Exercise brief:
Set down each entry from the block beneath, exactly as written.

Record extracts:
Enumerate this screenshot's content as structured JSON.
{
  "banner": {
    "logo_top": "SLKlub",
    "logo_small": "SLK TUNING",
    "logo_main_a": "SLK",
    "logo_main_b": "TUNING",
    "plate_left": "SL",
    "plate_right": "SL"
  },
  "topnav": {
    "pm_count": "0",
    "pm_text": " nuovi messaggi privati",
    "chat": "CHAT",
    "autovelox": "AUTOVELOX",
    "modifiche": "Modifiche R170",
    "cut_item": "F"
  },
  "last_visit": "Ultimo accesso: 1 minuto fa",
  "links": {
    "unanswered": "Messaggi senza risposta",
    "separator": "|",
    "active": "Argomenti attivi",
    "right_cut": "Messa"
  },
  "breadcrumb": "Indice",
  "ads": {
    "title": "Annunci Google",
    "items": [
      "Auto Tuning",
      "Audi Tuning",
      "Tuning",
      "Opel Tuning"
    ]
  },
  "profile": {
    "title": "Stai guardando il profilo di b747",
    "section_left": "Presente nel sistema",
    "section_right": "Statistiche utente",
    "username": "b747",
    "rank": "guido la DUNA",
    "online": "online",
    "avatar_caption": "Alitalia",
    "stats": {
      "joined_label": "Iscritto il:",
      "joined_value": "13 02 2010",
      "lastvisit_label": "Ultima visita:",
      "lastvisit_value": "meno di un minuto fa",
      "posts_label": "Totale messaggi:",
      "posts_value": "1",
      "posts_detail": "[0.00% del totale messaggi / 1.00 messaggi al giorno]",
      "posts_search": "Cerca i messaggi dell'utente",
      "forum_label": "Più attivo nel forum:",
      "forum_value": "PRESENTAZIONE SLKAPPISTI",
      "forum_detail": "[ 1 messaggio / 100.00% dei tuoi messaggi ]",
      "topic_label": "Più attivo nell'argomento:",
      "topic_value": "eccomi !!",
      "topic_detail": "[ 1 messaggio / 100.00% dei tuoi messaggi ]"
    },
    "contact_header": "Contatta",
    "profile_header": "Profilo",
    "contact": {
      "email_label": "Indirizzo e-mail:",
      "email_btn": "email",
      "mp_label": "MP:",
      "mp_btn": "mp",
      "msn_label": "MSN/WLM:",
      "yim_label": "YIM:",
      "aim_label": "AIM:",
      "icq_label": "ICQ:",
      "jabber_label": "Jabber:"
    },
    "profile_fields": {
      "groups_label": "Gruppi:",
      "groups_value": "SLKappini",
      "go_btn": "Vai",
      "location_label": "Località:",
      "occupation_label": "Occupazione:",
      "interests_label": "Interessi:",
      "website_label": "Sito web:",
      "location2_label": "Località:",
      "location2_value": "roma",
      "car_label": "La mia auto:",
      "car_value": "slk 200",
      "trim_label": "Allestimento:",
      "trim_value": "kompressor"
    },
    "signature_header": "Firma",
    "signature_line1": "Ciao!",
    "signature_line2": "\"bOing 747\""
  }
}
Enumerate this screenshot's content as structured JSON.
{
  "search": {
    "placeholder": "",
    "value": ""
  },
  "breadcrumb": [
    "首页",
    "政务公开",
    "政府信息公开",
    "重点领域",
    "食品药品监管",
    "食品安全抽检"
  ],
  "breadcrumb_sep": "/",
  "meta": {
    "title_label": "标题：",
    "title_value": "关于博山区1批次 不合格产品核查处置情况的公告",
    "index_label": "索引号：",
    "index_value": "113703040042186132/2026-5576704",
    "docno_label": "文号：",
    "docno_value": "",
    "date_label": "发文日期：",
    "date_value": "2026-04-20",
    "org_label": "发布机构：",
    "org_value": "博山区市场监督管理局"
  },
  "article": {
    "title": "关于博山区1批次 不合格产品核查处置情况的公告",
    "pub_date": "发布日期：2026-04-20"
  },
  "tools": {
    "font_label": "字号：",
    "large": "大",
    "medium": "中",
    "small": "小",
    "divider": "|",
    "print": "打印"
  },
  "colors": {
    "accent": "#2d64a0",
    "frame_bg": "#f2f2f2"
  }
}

The result:
Enumerate this screenshot's content as structured JSON.
{
  "banner": {
    "logo_top": "SLKlub",
    "logo_small": "SLK TUNING",
    "logo_main_a": "SLK",
    "logo_main_b": "TUNING",
    "plate_left": "SL",
    "plate_right": "SL"
  },
  "topnav": {
    "pm_count": "0",
    "pm_text": " nuovi messaggi privati",
    "chat": "CHAT",
    "autovelox": "AUTOVELOX",
    "modifiche": "Modifiche R170",
    "cut_item": "F"
  },
  "last_visit": "Ultimo accesso: 1 minuto fa",
  "links": {
    "unanswered": "Messaggi senza risposta",
    "separator": "|",
    "active": "Argomenti attivi",
    "right_cut": "Messa"
  },
  "breadcrumb": "Indice",
  "ads": {
    "title": "Annunci Google",
    "items": [
      "Auto Tuning",
      "Audi Tuning",
      "Tuning",
      "Opel Tuning"
    ]
  },
  "profile": {
    "title": "Stai guardando il profilo di b747",
    "section_left": "Presente nel sistema",
    "section_right": "Statistiche utente",
    "username": "b747",
    "rank": "guido la DUNA",
    "online": "online",
    "avatar_caption": "Alitalia",
    "stats": {
      "joined_label": "Iscritto il:",
      "joined_value": "13 02 2010",
      "lastvisit_label": "Ultima visita:",
      "lastvisit_value": "meno di un minuto fa",
      "posts_label": "Totale messaggi:",
      "posts_value": "1",
      "posts_detail": "[0.00% del totale messaggi / 1.00 messaggi al giorno]",
      "posts_search": "Cerca i messaggi dell'utente",
      "forum_label": "Più attivo nel forum:",
      "forum_value": "PRESENTAZIONE SLKAPPISTI",
      "forum_detail": "[ 1 messaggio / 100.00% dei tuoi messaggi ]",
      "topic_label": "Più attivo nell'argomento:",
      "topic_value": "eccomi !!",
      "topic_detail": "[ 1 messaggio / 100.00% dei tuoi messaggi ]"
    },
    "contact_header": "Contatta",
    "profile_header": "Profilo",
    "contact": {
      "email_label": "Indirizzo e-mail:",
      "email_btn": "email",
      "mp_label": "MP:",
      "mp_btn": "mp",
      "msn_label": "MSN/WLM:",
      "yim_label": "YIM:",
      "aim_label": "AIM:",
      "icq_label": "ICQ:",
      "jabber_label": "Jabber:"
    },
    "profile_fields": {
      "groups_label": "Gruppi:",
      "groups_value": "SLKappini",
      "go_btn": "Vai",
      "location_label": "Località:",
      "occupation_label": "Occupazione:",
      "interests_label": "Interessi:",
      "website_label": "Sito web:",
      "location2_label": "Località:",
      "location2_value": "roma",
      "car_label": "La mia auto:",
      "car_value": "slk 200",
      "trim_label": "Allestimento:",
      "trim_value": "kompressor"
    },
    "signature_header": "Firma",
    "signature_line1": "Ciao!",
    "signature_line2": "\"bOing 747\""
  }
}
Enumerate this screenshot's content as structured JSON.
{
  "search": {
    "placeholder": "",
    "value": ""
  },
  "breadcrumb": [
    "首页",
    "政务公开",
    "政府信息公开",
    "重点领域",
    "食品药品监管",
    "食品安全抽检"
  ],
  "breadcrumb_sep": "/",
  "meta": {
    "title_label": "标题：",
    "title_value": "关于博山区1批次 不合格产品核查处置情况的公告",
    "index_label": "索引号：",
    "index_value": "113703040042186132/2026-5576704",
    "docno_label": "文号：",
    "docno_value": "",
    "date_label": "发文日期：",
    "date_value": "2026-04-20",
    "org_label": "发布机构：",
    "org_value": "博山区市场监督管理局"
  },
  "article": {
    "title": "关于博山区1批次 不合格产品核查处置情况的公告",
    "pub_date": "发布日期：2026-04-20"
  },
  "tools": {
    "font_label": "字号：",
    "large": "大",
    "medium": "中",
    "small": "小",
    "divider": "|",
    "print": "打印"
  },
  "colors": {
    "accent": "#2d64a0",
    "frame_bg": "#f2f2f2"
  }
}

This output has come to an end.